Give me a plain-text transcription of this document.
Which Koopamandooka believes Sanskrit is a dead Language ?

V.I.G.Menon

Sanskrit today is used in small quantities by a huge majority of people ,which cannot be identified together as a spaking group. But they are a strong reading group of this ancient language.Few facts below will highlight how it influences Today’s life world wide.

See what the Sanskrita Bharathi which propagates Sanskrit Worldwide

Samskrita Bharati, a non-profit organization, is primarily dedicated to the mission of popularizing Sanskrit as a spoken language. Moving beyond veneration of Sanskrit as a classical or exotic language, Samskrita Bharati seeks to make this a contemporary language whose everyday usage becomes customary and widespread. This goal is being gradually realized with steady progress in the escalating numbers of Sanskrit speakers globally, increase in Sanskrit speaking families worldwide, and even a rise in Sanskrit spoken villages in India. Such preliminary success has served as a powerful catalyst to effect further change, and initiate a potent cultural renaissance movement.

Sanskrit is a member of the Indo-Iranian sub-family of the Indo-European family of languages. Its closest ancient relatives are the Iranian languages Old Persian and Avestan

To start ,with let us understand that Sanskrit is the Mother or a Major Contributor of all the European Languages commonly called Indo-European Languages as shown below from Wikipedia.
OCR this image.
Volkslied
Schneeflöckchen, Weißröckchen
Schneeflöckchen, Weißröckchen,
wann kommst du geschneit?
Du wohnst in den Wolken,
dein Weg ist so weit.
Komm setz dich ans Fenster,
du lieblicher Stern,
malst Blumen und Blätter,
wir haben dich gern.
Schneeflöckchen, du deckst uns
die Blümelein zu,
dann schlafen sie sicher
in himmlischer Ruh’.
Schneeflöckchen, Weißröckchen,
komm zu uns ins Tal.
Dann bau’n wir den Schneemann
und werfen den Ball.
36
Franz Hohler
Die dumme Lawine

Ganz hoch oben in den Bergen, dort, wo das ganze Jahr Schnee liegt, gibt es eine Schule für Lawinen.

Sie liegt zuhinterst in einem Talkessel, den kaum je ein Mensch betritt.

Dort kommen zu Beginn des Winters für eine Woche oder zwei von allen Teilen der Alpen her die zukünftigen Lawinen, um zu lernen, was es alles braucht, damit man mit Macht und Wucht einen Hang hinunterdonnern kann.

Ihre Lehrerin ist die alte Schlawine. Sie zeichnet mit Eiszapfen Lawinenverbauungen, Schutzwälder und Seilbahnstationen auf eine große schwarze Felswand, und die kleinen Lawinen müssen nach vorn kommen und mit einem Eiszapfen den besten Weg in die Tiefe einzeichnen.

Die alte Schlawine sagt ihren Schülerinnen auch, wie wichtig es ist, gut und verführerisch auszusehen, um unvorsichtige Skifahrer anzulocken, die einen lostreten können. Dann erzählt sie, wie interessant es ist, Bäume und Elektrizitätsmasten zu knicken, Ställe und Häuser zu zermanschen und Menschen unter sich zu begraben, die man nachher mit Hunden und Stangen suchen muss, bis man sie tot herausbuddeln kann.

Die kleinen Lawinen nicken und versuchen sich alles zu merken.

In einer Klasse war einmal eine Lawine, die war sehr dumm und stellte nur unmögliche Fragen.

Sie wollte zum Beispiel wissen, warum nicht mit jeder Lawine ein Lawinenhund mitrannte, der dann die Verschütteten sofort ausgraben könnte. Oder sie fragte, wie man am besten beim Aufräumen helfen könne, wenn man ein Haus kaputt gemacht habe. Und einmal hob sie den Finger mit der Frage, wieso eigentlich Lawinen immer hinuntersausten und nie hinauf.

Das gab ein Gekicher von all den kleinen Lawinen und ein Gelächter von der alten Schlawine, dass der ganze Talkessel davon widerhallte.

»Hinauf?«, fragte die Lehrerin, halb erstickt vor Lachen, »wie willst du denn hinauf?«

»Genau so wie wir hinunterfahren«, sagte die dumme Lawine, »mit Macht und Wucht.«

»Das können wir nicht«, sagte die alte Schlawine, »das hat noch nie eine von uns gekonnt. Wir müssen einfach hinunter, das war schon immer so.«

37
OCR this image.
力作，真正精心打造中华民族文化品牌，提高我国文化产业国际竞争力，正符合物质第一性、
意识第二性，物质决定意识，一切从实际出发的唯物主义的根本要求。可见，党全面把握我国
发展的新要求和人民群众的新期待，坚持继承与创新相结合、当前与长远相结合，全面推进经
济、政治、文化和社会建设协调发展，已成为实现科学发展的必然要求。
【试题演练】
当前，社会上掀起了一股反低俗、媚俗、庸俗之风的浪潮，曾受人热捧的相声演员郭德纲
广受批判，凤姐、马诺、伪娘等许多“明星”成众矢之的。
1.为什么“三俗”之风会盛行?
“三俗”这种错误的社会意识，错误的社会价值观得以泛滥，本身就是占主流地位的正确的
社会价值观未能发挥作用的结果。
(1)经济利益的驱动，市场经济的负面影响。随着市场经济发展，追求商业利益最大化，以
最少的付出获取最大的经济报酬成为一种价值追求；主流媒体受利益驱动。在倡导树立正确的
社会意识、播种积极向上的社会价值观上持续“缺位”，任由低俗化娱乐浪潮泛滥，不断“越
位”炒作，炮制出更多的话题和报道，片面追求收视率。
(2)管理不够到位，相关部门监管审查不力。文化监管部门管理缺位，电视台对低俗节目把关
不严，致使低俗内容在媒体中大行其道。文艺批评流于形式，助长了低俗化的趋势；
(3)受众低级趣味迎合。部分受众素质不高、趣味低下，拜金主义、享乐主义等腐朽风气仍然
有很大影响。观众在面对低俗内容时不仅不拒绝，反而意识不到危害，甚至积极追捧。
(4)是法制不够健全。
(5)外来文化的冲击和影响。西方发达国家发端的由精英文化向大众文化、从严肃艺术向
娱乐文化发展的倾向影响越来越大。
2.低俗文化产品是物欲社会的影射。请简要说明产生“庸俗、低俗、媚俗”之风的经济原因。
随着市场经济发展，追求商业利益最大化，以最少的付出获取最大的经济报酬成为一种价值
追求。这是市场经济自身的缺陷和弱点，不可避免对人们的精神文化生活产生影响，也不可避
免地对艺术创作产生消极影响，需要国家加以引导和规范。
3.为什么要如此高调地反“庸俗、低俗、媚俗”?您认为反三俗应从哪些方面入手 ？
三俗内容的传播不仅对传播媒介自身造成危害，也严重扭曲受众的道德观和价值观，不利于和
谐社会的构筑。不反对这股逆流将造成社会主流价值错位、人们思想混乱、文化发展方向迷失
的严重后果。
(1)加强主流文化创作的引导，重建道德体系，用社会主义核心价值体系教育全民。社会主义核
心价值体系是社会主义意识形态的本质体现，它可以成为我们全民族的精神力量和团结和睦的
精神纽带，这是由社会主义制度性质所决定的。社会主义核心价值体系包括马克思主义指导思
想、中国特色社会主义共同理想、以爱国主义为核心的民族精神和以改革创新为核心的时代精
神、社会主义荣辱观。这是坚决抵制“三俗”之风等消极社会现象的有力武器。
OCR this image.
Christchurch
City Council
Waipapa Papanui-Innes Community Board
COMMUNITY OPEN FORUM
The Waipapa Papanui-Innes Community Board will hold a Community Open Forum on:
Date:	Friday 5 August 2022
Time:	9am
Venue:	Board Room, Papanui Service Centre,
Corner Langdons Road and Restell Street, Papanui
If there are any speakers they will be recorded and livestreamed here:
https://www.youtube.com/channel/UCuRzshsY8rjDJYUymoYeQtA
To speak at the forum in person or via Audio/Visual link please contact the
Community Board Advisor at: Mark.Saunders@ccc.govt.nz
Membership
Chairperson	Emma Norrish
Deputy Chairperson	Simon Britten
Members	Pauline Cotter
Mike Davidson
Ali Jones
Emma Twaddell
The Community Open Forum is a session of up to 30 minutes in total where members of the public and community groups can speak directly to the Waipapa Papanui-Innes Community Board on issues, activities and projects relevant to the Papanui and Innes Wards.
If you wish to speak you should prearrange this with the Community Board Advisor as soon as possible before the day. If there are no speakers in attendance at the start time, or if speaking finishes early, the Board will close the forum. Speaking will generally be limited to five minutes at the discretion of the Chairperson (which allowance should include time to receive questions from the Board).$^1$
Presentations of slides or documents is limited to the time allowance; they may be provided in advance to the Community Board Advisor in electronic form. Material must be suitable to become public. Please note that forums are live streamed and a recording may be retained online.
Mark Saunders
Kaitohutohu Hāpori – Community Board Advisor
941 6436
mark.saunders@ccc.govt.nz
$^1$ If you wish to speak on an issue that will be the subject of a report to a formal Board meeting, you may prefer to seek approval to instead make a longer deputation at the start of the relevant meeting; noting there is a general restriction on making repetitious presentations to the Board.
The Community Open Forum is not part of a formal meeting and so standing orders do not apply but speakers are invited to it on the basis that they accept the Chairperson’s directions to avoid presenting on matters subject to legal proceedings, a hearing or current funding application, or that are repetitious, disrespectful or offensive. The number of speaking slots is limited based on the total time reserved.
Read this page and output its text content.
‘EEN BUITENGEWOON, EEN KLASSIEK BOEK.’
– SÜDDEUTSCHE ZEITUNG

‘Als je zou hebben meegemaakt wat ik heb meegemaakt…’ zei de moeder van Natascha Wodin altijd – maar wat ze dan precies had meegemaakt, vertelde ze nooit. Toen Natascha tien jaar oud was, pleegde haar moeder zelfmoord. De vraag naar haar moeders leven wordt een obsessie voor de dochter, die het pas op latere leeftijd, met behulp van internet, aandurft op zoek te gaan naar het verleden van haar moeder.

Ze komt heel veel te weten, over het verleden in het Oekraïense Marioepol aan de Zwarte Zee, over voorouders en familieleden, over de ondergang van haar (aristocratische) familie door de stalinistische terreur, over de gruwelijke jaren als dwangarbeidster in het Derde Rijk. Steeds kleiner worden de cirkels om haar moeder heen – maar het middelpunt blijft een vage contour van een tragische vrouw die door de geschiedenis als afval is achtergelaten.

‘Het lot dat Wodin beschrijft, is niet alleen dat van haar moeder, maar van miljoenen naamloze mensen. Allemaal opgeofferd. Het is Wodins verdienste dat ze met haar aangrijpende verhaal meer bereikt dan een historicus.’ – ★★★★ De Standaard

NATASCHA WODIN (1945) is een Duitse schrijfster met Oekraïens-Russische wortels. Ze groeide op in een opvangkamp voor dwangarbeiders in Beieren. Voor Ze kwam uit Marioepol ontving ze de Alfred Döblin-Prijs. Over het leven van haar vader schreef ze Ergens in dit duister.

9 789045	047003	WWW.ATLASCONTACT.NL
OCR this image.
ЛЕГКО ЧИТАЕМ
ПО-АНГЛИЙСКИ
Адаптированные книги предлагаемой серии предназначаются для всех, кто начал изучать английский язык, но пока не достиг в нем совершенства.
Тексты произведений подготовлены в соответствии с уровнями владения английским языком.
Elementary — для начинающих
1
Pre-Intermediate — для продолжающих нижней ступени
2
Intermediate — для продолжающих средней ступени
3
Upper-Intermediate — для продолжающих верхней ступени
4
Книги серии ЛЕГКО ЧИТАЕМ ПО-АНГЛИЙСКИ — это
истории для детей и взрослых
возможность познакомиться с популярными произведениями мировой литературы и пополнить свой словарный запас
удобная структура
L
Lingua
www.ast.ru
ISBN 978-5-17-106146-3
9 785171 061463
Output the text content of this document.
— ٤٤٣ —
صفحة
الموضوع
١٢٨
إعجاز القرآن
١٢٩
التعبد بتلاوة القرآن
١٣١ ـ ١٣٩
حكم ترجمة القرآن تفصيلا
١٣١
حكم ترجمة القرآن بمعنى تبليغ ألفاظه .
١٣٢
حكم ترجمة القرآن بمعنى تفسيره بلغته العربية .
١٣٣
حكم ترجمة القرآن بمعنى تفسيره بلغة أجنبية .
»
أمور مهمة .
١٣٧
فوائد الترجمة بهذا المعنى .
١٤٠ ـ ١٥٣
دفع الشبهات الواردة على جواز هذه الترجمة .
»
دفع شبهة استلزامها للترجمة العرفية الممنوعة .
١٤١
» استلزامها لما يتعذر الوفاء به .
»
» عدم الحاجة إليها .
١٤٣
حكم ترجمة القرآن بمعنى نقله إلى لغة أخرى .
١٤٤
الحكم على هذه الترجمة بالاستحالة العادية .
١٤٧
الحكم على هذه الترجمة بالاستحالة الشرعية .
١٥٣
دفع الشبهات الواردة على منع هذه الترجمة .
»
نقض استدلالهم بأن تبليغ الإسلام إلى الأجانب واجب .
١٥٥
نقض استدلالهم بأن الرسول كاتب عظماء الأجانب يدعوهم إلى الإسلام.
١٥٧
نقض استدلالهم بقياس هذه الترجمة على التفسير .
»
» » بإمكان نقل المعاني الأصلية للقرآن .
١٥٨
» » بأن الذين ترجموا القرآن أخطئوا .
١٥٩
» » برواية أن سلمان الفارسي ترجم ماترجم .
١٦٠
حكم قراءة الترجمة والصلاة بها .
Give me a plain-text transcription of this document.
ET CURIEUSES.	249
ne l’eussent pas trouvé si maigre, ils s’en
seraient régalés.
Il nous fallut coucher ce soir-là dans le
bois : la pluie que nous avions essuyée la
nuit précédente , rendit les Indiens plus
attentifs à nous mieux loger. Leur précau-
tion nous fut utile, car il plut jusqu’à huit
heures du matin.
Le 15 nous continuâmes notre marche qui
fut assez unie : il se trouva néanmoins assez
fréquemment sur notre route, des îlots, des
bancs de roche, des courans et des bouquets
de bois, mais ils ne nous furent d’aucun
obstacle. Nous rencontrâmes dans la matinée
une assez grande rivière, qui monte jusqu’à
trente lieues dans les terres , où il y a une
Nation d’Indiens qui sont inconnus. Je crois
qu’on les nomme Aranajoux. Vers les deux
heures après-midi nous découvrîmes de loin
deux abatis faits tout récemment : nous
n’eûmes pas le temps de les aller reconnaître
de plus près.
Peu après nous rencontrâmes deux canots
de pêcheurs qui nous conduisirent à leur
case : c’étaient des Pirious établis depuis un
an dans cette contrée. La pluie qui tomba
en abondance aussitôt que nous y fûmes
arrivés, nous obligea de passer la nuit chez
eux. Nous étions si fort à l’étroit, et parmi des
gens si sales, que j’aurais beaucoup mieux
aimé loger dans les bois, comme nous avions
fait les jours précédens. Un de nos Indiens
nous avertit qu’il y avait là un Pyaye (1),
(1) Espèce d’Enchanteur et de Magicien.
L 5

* * * * *

▶ TASK
Read the data above and pull out each line that holds the string "随着市场经济发展".

▶ THE COMPLETED TASK
(1)经济利益的驱动，市场经济的负面影响。随着市场经济发展，追求商业利益最大化，以
随着市场经济发展，追求商业利益最大化，以最少的付出获取最大的经济报酬成为一种价值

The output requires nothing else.